WORK TO COMPLETE. Omit all images. Transcribe the rest of the material below exactly.

RECORDS SHOWN.
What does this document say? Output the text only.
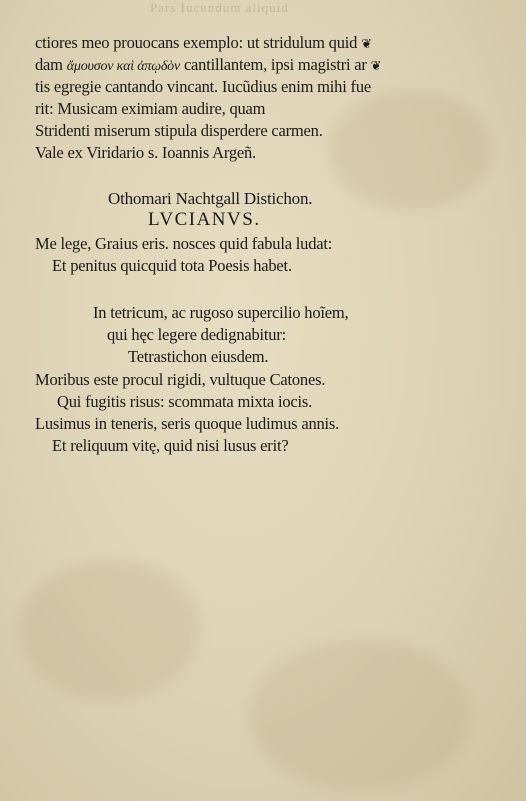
Pars Iucundum aliquid
ctiores meo prouocans exemplo: ut stridulum quid ❦
dam ἄμουσον καὶ ἀπῳδὸν cantillantem, ipsi magistri ar ❦
tis egregie cantando vincant. Iucũdius enim mihi fue
rit: Musicam eximiam audire, quam
Stridenti miserum stipula disperdere carmen.
Vale ex Viridario s. Ioannis Argeñ.
Othomari Nachtgall Distichon.
LVCIANVS.
Me lege, Graius eris. nosces quid fabula ludat:
Et penitus quicquid tota Poesis habet.
In tetricum, ac rugoso supercilio hoĩem,
qui hęc legere dedignabitur:
Tetrastichon eiusdem.
Moribus este procul rigidi, vultuque Catones.
Qui fugitis risus: scommata mixta iocis.
Lusimus in teneris, seris quoque ludimus annis.
Et reliquum vitę, quid nisi lusus erit?
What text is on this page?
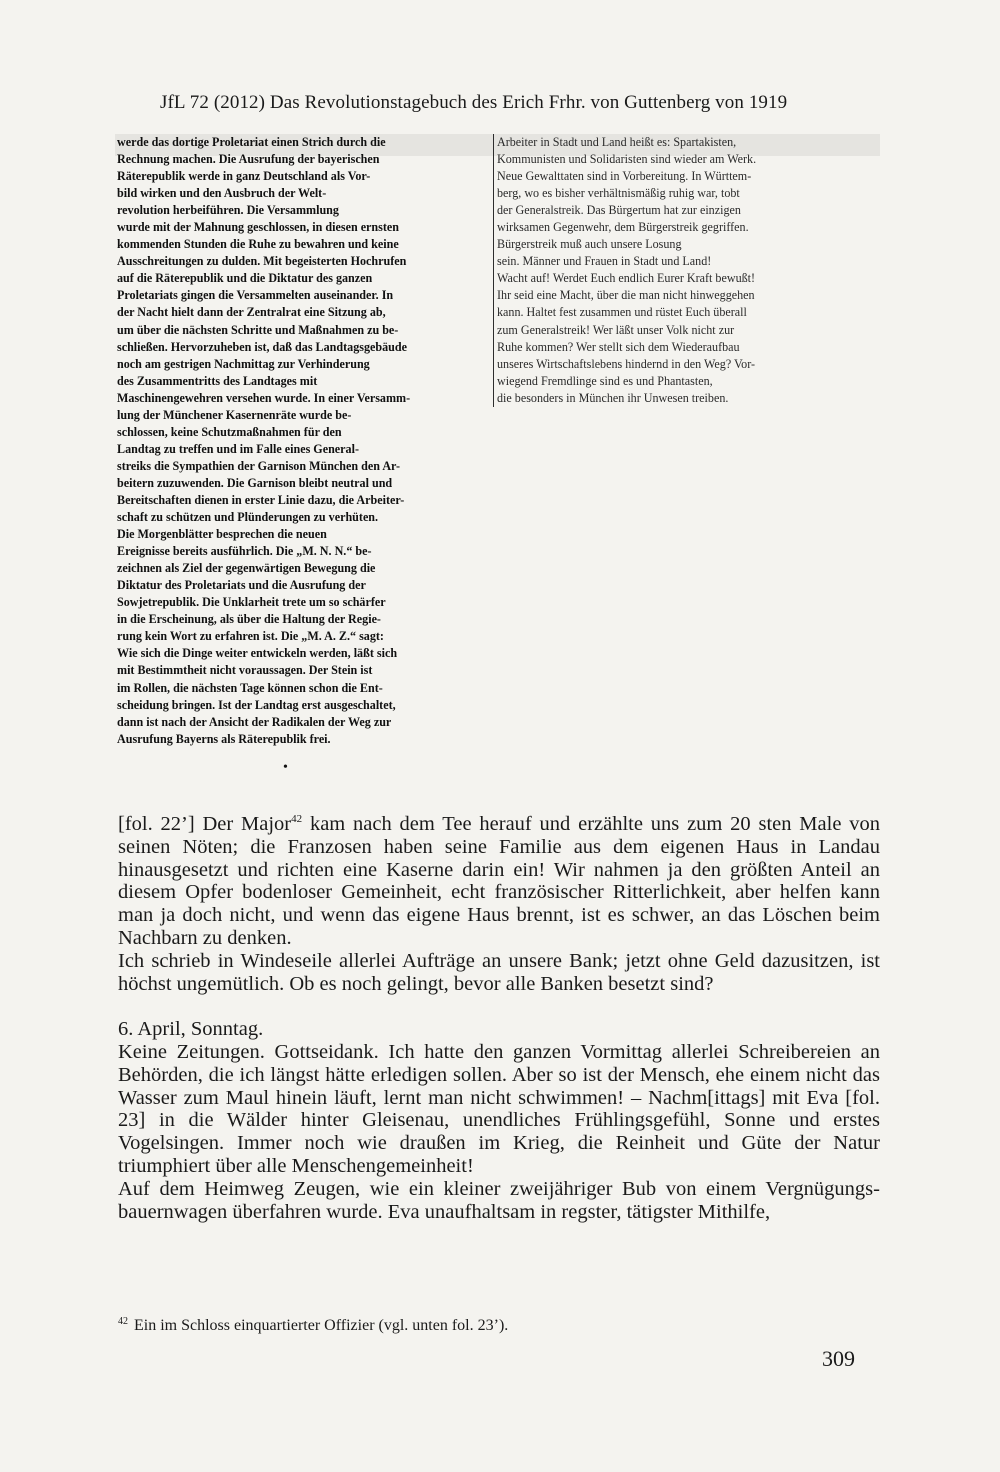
JfL 72 (2012) Das Revolutionstagebuch des Erich Frhr. von Guttenberg von 1919
werde das dortige Proletariat einen Strich durch die
Rechnung machen. Die Ausrufung der bayerischen
Räterepublik werde in ganz Deutschland als Vor-
bild wirken und den Ausbruch der Welt-
revolution herbeiführen. Die Versammlung
wurde mit der Mahnung geschlossen, in diesen ernsten
kommenden Stunden die Ruhe zu bewahren und keine
Ausschreitungen zu dulden. Mit begeisterten Hochrufen
auf die Räterepublik und die Diktatur des ganzen
Proletariats gingen die Versammelten auseinander. In
der Nacht hielt dann der Zentralrat eine Sitzung ab,
um über die nächsten Schritte und Maßnahmen zu be-
schließen. Hervorzuheben ist, daß das Landtagsgebäude
noch am gestrigen Nachmittag zur Verhinderung
des Zusammentritts des Landtages mit
Maschinengewehren versehen wurde. In einer Versamm-
lung der Münchener Kasernenräte wurde be-
schlossen, keine Schutzmaßnahmen für den
Landtag zu treffen und im Falle eines General-
streiks die Sympathien der Garnison München den Ar-
beitern zuzuwenden. Die Garnison bleibt neutral und
Bereitschaften dienen in erster Linie dazu, die Arbeiter-
schaft zu schützen und Plünderungen zu verhüten.
Die Morgenblätter besprechen die neuen
Ereignisse bereits ausführlich. Die „M. N. N.“ be-
zeichnen als Ziel der gegenwärtigen Bewegung die
Diktatur des Proletariats und die Ausrufung der
Sowjetrepublik. Die Unklarheit trete um so schärfer
in die Erscheinung, als über die Haltung der Regie-
rung kein Wort zu erfahren ist. Die „M. A. Z.“ sagt:
Wie sich die Dinge weiter entwickeln werden, läßt sich
mit Bestimmtheit nicht voraussagen. Der Stein ist
im Rollen, die nächsten Tage können schon die Ent-
scheidung bringen. Ist der Landtag erst ausgeschaltet,
dann ist nach der Ansicht der Radikalen der Weg zur
Ausrufung Bayerns als Räterepublik frei.
Arbeiter in Stadt und Land heißt es: Spartakisten,
Kommunisten und Solidaristen sind wieder am Werk.
Neue Gewalttaten sind in Vorbereitung. In Württem-
berg, wo es bisher verhältnismäßig ruhig war, tobt
der Generalstreik. Das Bürgertum hat zur einzigen
wirksamen Gegenwehr, dem Bürgerstreik gegriffen.
Bürgerstreik muß auch unsere Losung
sein. Männer und Frauen in Stadt und Land!
Wacht auf! Werdet Euch endlich Eurer Kraft bewußt!
Ihr seid eine Macht, über die man nicht hinweggehen
kann. Haltet fest zusammen und rüstet Euch überall
zum Generalstreik! Wer läßt unser Volk nicht zur
Ruhe kommen? Wer stellt sich dem Wiederaufbau
unseres Wirtschaftslebens hindernd in den Weg? Vor-
wiegend Fremdlinge sind es und Phantasten,
die besonders in München ihr Unwesen treiben.
•

[fol. 22’] Der Major$^{42}$ kam nach dem Tee herauf und erzählte uns zum 20 sten Male von seinen Nöten; die Franzosen haben seine Familie aus dem eigenen Haus in Landau hinausgesetzt und richten eine Kaserne darin ein! Wir nahmen ja den größten Anteil an diesem Opfer bodenloser Gemeinheit, echt französischer Ritterlichkeit, aber helfen kann man ja doch nicht, und wenn das eigene Haus brennt, ist es schwer, an das Löschen beim Nachbarn zu denken.

Ich schrieb in Windeseile allerlei Aufträge an unsere Bank; jetzt ohne Geld dazusitzen, ist höchst ungemütlich. Ob es noch gelingt, bevor alle Banken besetzt sind?

6. April, Sonntag.

Keine Zeitungen. Gottseidank. Ich hatte den ganzen Vormittag allerlei Schreibereien an Behörden, die ich längst hätte erledigen sollen. Aber so ist der Mensch, ehe einem nicht das Wasser zum Maul hinein läuft, lernt man nicht schwimmen! – Nachm[ittags] mit Eva [fol. 23] in die Wälder hinter Gleisenau, unendliches Frühlingsgefühl, Sonne und erstes Vogelsingen. Immer noch wie draußen im Krieg, die Reinheit und Güte der Natur triumphiert über alle Menschengemeinheit!

Auf dem Heimweg Zeugen, wie ein kleiner zweijähriger Bub von einem Vergnügungs-bauernwagen überfahren wurde. Eva unaufhaltsam in regster, tätigster Mithilfe,

$^{42}$ Ein im Schloss einquartierter Offizier (vgl. unten fol. 23’).
309
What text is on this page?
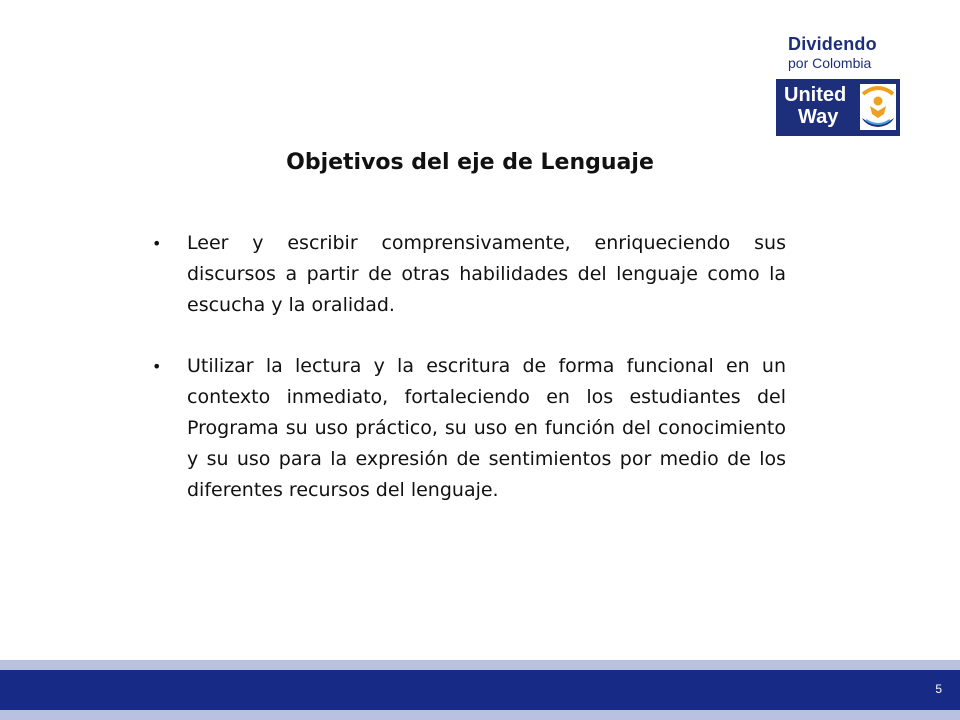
Dividendo
por Colombia
United
Way
Objetivos del eje de Lenguaje
• Leer y escribir comprensivamente, enriqueciendo sus discursos a partir de otras habilidades del lenguaje como la escucha y la oralidad.
• Utilizar la lectura y la escritura de forma funcional en un contexto inmediato, fortaleciendo en los estudiantes del Programa su uso práctico, su uso en función del conocimiento y su uso para la expresión de sentimientos por medio de los diferentes recursos del lenguaje.
5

SOLUTION FOR THIS EXERCISE.
What does this document say? Output the text only.
Pars Iucundum aliquid
ctiores meo prouocans exemplo: ut stridulum quid ❦
dam ἄμουσον καὶ ἀπῳδὸν cantillantem, ipsi magistri ar ❦
tis egregie cantando vincant. Iucũdius enim mihi fue
rit: Musicam eximiam audire, quam
Stridenti miserum stipula disperdere carmen.
Vale ex Viridario s. Ioannis Argeñ.
Othomari Nachtgall Distichon.
LVCIANVS.
Me lege, Graius eris. nosces quid fabula ludat:
Et penitus quicquid tota Poesis habet.
In tetricum, ac rugoso supercilio hoĩem,
qui hęc legere dedignabitur:
Tetrastichon eiusdem.
Moribus este procul rigidi, vultuque Catones.
Qui fugitis risus: scommata mixta iocis.
Lusimus in teneris, seris quoque ludimus annis.
Et reliquum vitę, quid nisi lusus erit?
What text is on this page?
JfL 72 (2012) Das Revolutionstagebuch des Erich Frhr. von Guttenberg von 1919
werde das dortige Proletariat einen Strich durch die
Rechnung machen. Die Ausrufung der bayerischen
Räterepublik werde in ganz Deutschland als Vor-
bild wirken und den Ausbruch der Welt-
revolution herbeiführen. Die Versammlung
wurde mit der Mahnung geschlossen, in diesen ernsten
kommenden Stunden die Ruhe zu bewahren und keine
Ausschreitungen zu dulden. Mit begeisterten Hochrufen
auf die Räterepublik und die Diktatur des ganzen
Proletariats gingen die Versammelten auseinander. In
der Nacht hielt dann der Zentralrat eine Sitzung ab,
um über die nächsten Schritte und Maßnahmen zu be-
schließen. Hervorzuheben ist, daß das Landtagsgebäude
noch am gestrigen Nachmittag zur Verhinderung
des Zusammentritts des Landtages mit
Maschinengewehren versehen wurde. In einer Versamm-
lung der Münchener Kasernenräte wurde be-
schlossen, keine Schutzmaßnahmen für den
Landtag zu treffen und im Falle eines General-
streiks die Sympathien der Garnison München den Ar-
beitern zuzuwenden. Die Garnison bleibt neutral und
Bereitschaften dienen in erster Linie dazu, die Arbeiter-
schaft zu schützen und Plünderungen zu verhüten.
Die Morgenblätter besprechen die neuen
Ereignisse bereits ausführlich. Die „M. N. N.“ be-
zeichnen als Ziel der gegenwärtigen Bewegung die
Diktatur des Proletariats und die Ausrufung der
Sowjetrepublik. Die Unklarheit trete um so schärfer
in die Erscheinung, als über die Haltung der Regie-
rung kein Wort zu erfahren ist. Die „M. A. Z.“ sagt:
Wie sich die Dinge weiter entwickeln werden, läßt sich
mit Bestimmtheit nicht voraussagen. Der Stein ist
im Rollen, die nächsten Tage können schon die Ent-
scheidung bringen. Ist der Landtag erst ausgeschaltet,
dann ist nach der Ansicht der Radikalen der Weg zur
Ausrufung Bayerns als Räterepublik frei.
Arbeiter in Stadt und Land heißt es: Spartakisten,
Kommunisten und Solidaristen sind wieder am Werk.
Neue Gewalttaten sind in Vorbereitung. In Württem-
berg, wo es bisher verhältnismäßig ruhig war, tobt
der Generalstreik. Das Bürgertum hat zur einzigen
wirksamen Gegenwehr, dem Bürgerstreik gegriffen.
Bürgerstreik muß auch unsere Losung
sein. Männer und Frauen in Stadt und Land!
Wacht auf! Werdet Euch endlich Eurer Kraft bewußt!
Ihr seid eine Macht, über die man nicht hinweggehen
kann. Haltet fest zusammen und rüstet Euch überall
zum Generalstreik! Wer läßt unser Volk nicht zur
Ruhe kommen? Wer stellt sich dem Wiederaufbau
unseres Wirtschaftslebens hindernd in den Weg? Vor-
wiegend Fremdlinge sind es und Phantasten,
die besonders in München ihr Unwesen treiben.
•

[fol. 22’] Der Major$^{42}$ kam nach dem Tee herauf und erzählte uns zum 20 sten Male von seinen Nöten; die Franzosen haben seine Familie aus dem eigenen Haus in Landau hinausgesetzt und richten eine Kaserne darin ein! Wir nahmen ja den größten Anteil an diesem Opfer bodenloser Gemeinheit, echt französischer Ritterlichkeit, aber helfen kann man ja doch nicht, und wenn das eigene Haus brennt, ist es schwer, an das Löschen beim Nachbarn zu denken.

Ich schrieb in Windeseile allerlei Aufträge an unsere Bank; jetzt ohne Geld dazusitzen, ist höchst ungemütlich. Ob es noch gelingt, bevor alle Banken besetzt sind?

6. April, Sonntag.

Keine Zeitungen. Gottseidank. Ich hatte den ganzen Vormittag allerlei Schreibereien an Behörden, die ich längst hätte erledigen sollen. Aber so ist der Mensch, ehe einem nicht das Wasser zum Maul hinein läuft, lernt man nicht schwimmen! – Nachm[ittags] mit Eva [fol. 23] in die Wälder hinter Gleisenau, unendliches Frühlingsgefühl, Sonne und erstes Vogelsingen. Immer noch wie draußen im Krieg, die Reinheit und Güte der Natur triumphiert über alle Menschengemeinheit!

Auf dem Heimweg Zeugen, wie ein kleiner zweijähriger Bub von einem Vergnügungs-bauernwagen überfahren wurde. Eva unaufhaltsam in regster, tätigster Mithilfe,

$^{42}$ Ein im Schloss einquartierter Offizier (vgl. unten fol. 23’).
309
What text is on this page?
Dividendo
por Colombia
United
Way
Objetivos del eje de Lenguaje
• Leer y escribir comprensivamente, enriqueciendo sus discursos a partir de otras habilidades del lenguaje como la escucha y la oralidad.
• Utilizar la lectura y la escritura de forma funcional en un contexto inmediato, fortaleciendo en los estudiantes del Programa su uso práctico, su uso en función del conocimiento y su uso para la expresión de sentimientos por medio de los diferentes recursos del lenguaje.
5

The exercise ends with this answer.